**STORED DATA**
______________________________
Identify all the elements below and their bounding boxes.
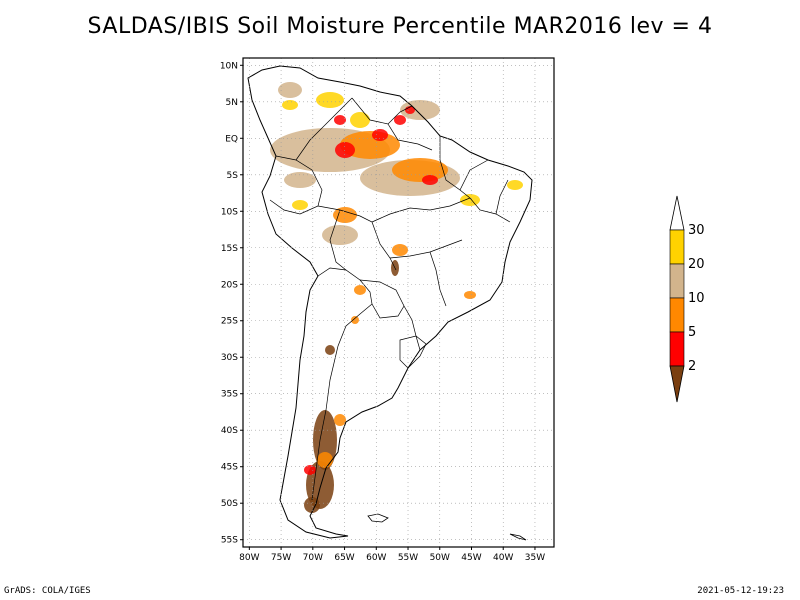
latitude-tick-label: 10N xyxy=(220,61,238,71)
percentile-patch xyxy=(507,180,523,190)
longitude-tick-label: 40W xyxy=(493,553,513,563)
country-borders xyxy=(269,97,511,501)
colorbar-level-label: 30 xyxy=(688,223,705,238)
footer-credit: GrADS: COLA/IGES xyxy=(4,586,91,596)
percentile-patch xyxy=(278,82,302,98)
latitude-tick-label: 50S xyxy=(221,499,238,509)
longitude-tick-label: 80W xyxy=(239,553,259,563)
colorbar-level-label: 2 xyxy=(688,359,696,374)
longitude-tick-label: 35W xyxy=(525,553,545,563)
percentile-patch xyxy=(422,175,438,185)
longitude-tick-label: 45W xyxy=(461,553,481,563)
latitude-tick-label: 15S xyxy=(221,244,238,254)
latitude-tick-labels: 10N 5N EQ 5S 10S 15S 20S 25S 30S 35S 40S 45S 50S 55S xyxy=(220,61,243,546)
colorbar-segment xyxy=(669,331,685,367)
percentile-patch xyxy=(317,452,333,468)
latitude-tick-label: 25S xyxy=(221,317,238,327)
colorbar-top-arrow xyxy=(669,195,685,231)
percentile-patch xyxy=(316,92,344,108)
percentile-patch xyxy=(304,465,316,475)
latitude-tick-label: 30S xyxy=(221,353,238,363)
map-background xyxy=(243,58,554,547)
latitude-tick-label: 10S xyxy=(221,207,238,217)
longitude-tick-label: 65W xyxy=(334,553,354,563)
latitude-tick-label: 5N xyxy=(226,98,238,108)
colorbar-level-label: 10 xyxy=(688,291,705,306)
percentile-patch xyxy=(304,497,320,513)
latitude-tick-label: EQ xyxy=(225,134,238,144)
map-gridlines xyxy=(243,58,554,547)
longitude-tick-label: 50W xyxy=(430,553,450,563)
latitude-tick-label: 35S xyxy=(221,390,238,400)
map-title: SALDAS/IBIS Soil Moisture Percentile MAR… xyxy=(87,14,713,39)
colorbar-level-label: 20 xyxy=(688,257,705,272)
longitude-tick-label: 60W xyxy=(366,553,386,563)
colorbar-segment xyxy=(669,229,685,265)
footer-timestamp: 2021-05-12-19:23 xyxy=(697,586,784,596)
latitude-tick-label: 40S xyxy=(221,426,238,436)
percentile-patch xyxy=(292,200,308,210)
percentile-patch xyxy=(334,115,346,125)
longitude-tick-labels: 80W 75W 70W 65W 60W 55W 50W 45W 40W 35W xyxy=(239,547,545,563)
percentile-patch xyxy=(372,129,388,141)
latitude-tick-label: 5S xyxy=(227,171,239,181)
percentile-patches xyxy=(270,82,523,513)
colorbar-bottom-arrow xyxy=(669,365,685,403)
longitude-tick-label: 70W xyxy=(303,553,323,563)
latitude-tick-label: 20S xyxy=(221,280,238,290)
colorbar-segment xyxy=(669,263,685,299)
percentile-patch xyxy=(325,345,335,355)
percentile-patch xyxy=(322,225,358,245)
map-panel: 10N5NEQ5S10S15S20S25S30S35S40S45S50S55S … xyxy=(220,57,555,563)
percentile-patch xyxy=(400,100,440,120)
percentile-patch xyxy=(284,172,316,188)
south-georgia-island xyxy=(509,533,527,541)
percentile-patch xyxy=(335,142,355,158)
colorbar-level-label: 5 xyxy=(688,325,696,340)
percentile-patch xyxy=(392,244,408,256)
latitude-tick-label: 45S xyxy=(221,463,238,473)
colorbar: 30 20 10 5 2 xyxy=(669,195,705,403)
percentile-patch xyxy=(354,285,366,295)
percentile-patch xyxy=(351,316,359,324)
latitude-tick-label: 55S xyxy=(221,536,238,546)
percentile-patch xyxy=(394,115,406,125)
percentile-patch xyxy=(350,112,370,128)
percentile-patch xyxy=(334,414,346,426)
longitude-tick-label: 75W xyxy=(271,553,291,563)
percentile-patch xyxy=(282,100,298,110)
map-frame xyxy=(242,57,555,548)
percentile-patch xyxy=(460,194,480,206)
colorbar-segment xyxy=(669,297,685,333)
percentile-patch xyxy=(464,291,476,299)
longitude-tick-label: 55W xyxy=(398,553,418,563)
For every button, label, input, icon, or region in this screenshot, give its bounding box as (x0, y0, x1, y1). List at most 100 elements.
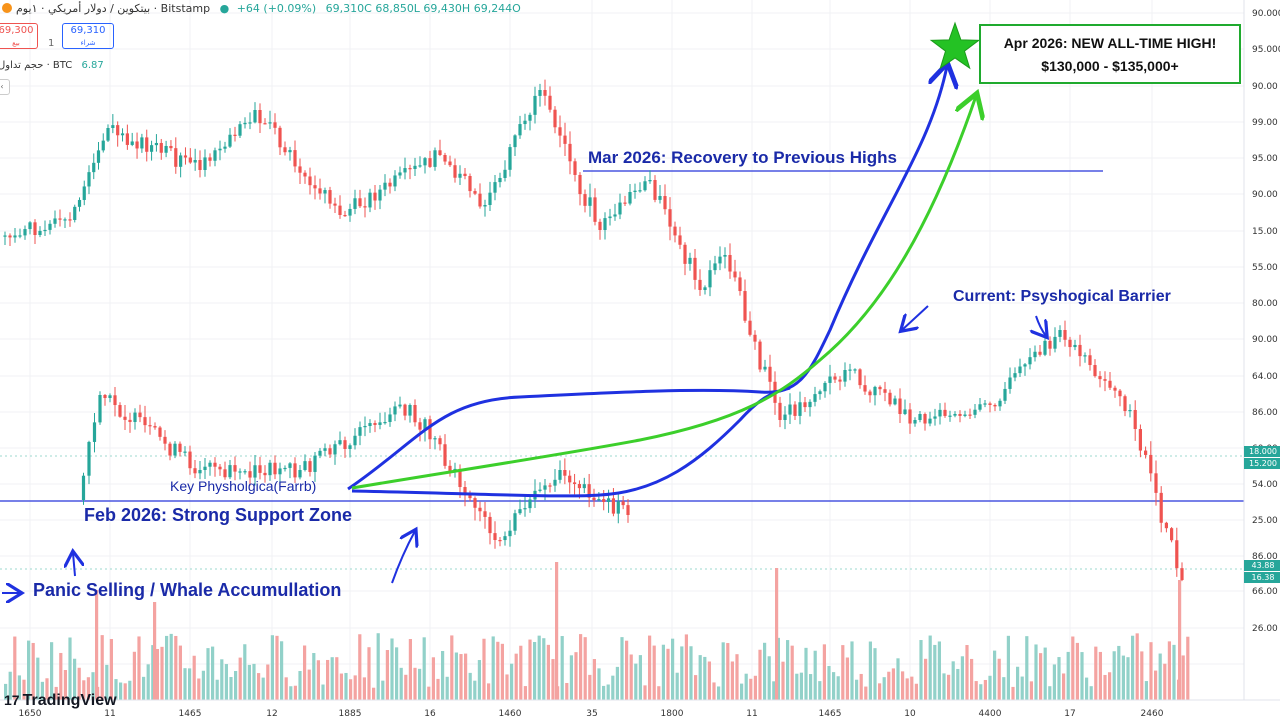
volume-bar (63, 669, 67, 700)
volume-bar (928, 635, 932, 700)
candle-body (508, 147, 512, 170)
volume-bar (59, 652, 63, 700)
candle-body (106, 128, 110, 141)
volume-bar (1029, 681, 1033, 700)
candle-body (523, 120, 527, 125)
volume-bar (1117, 645, 1121, 700)
candle-body (592, 497, 596, 501)
candle (38, 226, 42, 238)
candle-body (948, 415, 952, 417)
candle (958, 410, 962, 423)
candle (548, 86, 552, 113)
candle-body (493, 533, 497, 540)
candle-body (213, 150, 217, 161)
candle-body (218, 148, 222, 151)
candle-body (778, 402, 782, 420)
candle (1038, 344, 1042, 357)
volume-bar (1006, 635, 1010, 700)
price-axis[interactable]: 90.000 95.000 90.00 99.00 95.00 90.00 15.00 55.… (1243, 0, 1280, 700)
volume-bar (896, 658, 900, 700)
candle-body (513, 135, 517, 148)
volume-bar (625, 640, 629, 700)
candle-body (373, 192, 377, 201)
volume-bar (1057, 657, 1061, 700)
candle (92, 413, 97, 453)
candle-body (343, 215, 347, 217)
arrow-support-up (391, 531, 415, 584)
candle (558, 460, 562, 484)
volume-bar (1098, 651, 1102, 700)
candle (908, 403, 912, 434)
candle-body (1023, 364, 1027, 367)
volume-bar (418, 668, 422, 700)
volume-bar (901, 671, 905, 700)
candle-body (803, 402, 807, 408)
candle-body (323, 448, 327, 451)
volume-bar (1172, 644, 1176, 700)
candle-body (728, 255, 732, 272)
volume-bar (385, 650, 389, 700)
tradingview-logo[interactable]: 17 TradingView (4, 692, 117, 710)
volume-bar (864, 686, 868, 700)
candle (608, 208, 612, 226)
candle (848, 363, 852, 381)
candle (563, 122, 567, 157)
candle (803, 396, 807, 413)
time-axis[interactable]: 1650 11 1465 12 1885 16 1460 35 1800 11 1465 10 4400… (0, 699, 1280, 719)
candle (498, 172, 502, 188)
candle (683, 242, 687, 276)
volume-legend[interactable]: حجم تداول · BTC 6.87 (0, 60, 104, 71)
volume-bar (970, 658, 974, 700)
volume-bar (454, 652, 458, 700)
candle-body (643, 181, 647, 191)
candle-body (403, 168, 407, 173)
candle (923, 412, 927, 431)
collapse-legend-button[interactable]: ‹ (0, 79, 10, 95)
candle-body (63, 219, 67, 221)
volume-bar (551, 659, 555, 700)
symbol-header[interactable]: بيتكوين / دولار أمريكي · ١يوم · Bitstamp… (2, 2, 521, 15)
candle-body (468, 176, 472, 192)
candle-body (77, 199, 82, 207)
volume-bar (45, 678, 49, 700)
candle (128, 412, 132, 433)
candle-body (978, 404, 982, 410)
sell-button[interactable]: 69,300 بيع (0, 23, 38, 49)
candle (1028, 348, 1032, 370)
buy-button[interactable]: 69,310 شراء (62, 23, 114, 49)
volume-bar (1181, 655, 1185, 700)
candle (168, 441, 172, 461)
candle (538, 83, 542, 107)
candle-body (883, 389, 887, 393)
candle-body (733, 271, 737, 278)
volume-bar (652, 645, 656, 700)
candle-body (738, 277, 742, 292)
candle-body (413, 165, 417, 169)
volume-bar (947, 674, 951, 700)
volume-bar (399, 667, 403, 700)
time-axis-label: 1460 (499, 709, 522, 719)
volume-bar (850, 641, 854, 700)
candle (473, 188, 477, 196)
candle-body (358, 427, 362, 436)
candle-body (238, 124, 242, 136)
volume-bar (445, 676, 449, 700)
candle (1170, 527, 1174, 543)
candle-body (268, 462, 272, 476)
candle-body (258, 110, 262, 124)
candle (338, 195, 342, 219)
volume-bar (1020, 676, 1024, 700)
volume-bar (307, 669, 311, 700)
candle (273, 113, 277, 135)
volume-label: حجم تداول · BTC (0, 60, 73, 71)
candle (373, 420, 377, 433)
candle-body (388, 182, 392, 187)
live-dot-icon: ● (219, 2, 230, 15)
candle-body (338, 440, 342, 445)
candle-body (368, 192, 372, 208)
candle (403, 157, 407, 180)
volume-bar (661, 644, 665, 700)
candle-body (82, 186, 86, 200)
volume-bar (528, 639, 532, 700)
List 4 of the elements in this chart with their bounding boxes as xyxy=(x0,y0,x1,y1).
______________________________
**GIVEN PROBLEM**
Reproduce verbatim the lines of the material above, starting at the line containing "latitude-tick-label: 10N xyxy=(220,61,238,71)" and ending at the line containing "latitude-tick-label: 5N xyxy=(226,98,238,108)", with both of those lines included.

**FULL RESPONSE**
latitude-tick-label: 10N xyxy=(220,61,238,71)
percentile-patch xyxy=(507,180,523,190)
longitude-tick-label: 40W xyxy=(493,553,513,563)
country-borders xyxy=(269,97,511,501)
colorbar-level-label: 30 xyxy=(688,223,705,238)
footer-credit: GrADS: COLA/IGES xyxy=(4,586,91,596)
percentile-patch xyxy=(278,82,302,98)
latitude-tick-label: 50S xyxy=(221,499,238,509)
longitude-tick-label: 80W xyxy=(239,553,259,563)
colorbar-level-label: 2 xyxy=(688,359,696,374)
longitude-tick-label: 35W xyxy=(525,553,545,563)
percentile-patch xyxy=(422,175,438,185)
longitude-tick-label: 45W xyxy=(461,553,481,563)
latitude-tick-label: 15S xyxy=(221,244,238,254)
latitude-tick-labels: 10N 5N EQ 5S 10S 15S 20S 25S 30S 35S 40S 45S 50S 55S xyxy=(220,61,243,546)
colorbar-segment xyxy=(669,331,685,367)
percentile-patch xyxy=(317,452,333,468)
latitude-tick-label: 25S xyxy=(221,317,238,327)
colorbar-top-arrow xyxy=(669,195,685,231)
percentile-patch xyxy=(316,92,344,108)
percentile-patch xyxy=(304,465,316,475)
latitude-tick-label: 30S xyxy=(221,353,238,363)
map-background xyxy=(243,58,554,547)
latitude-tick-label: 10S xyxy=(221,207,238,217)
longitude-tick-label: 65W xyxy=(334,553,354,563)
latitude-tick-label: 5N xyxy=(226,98,238,108)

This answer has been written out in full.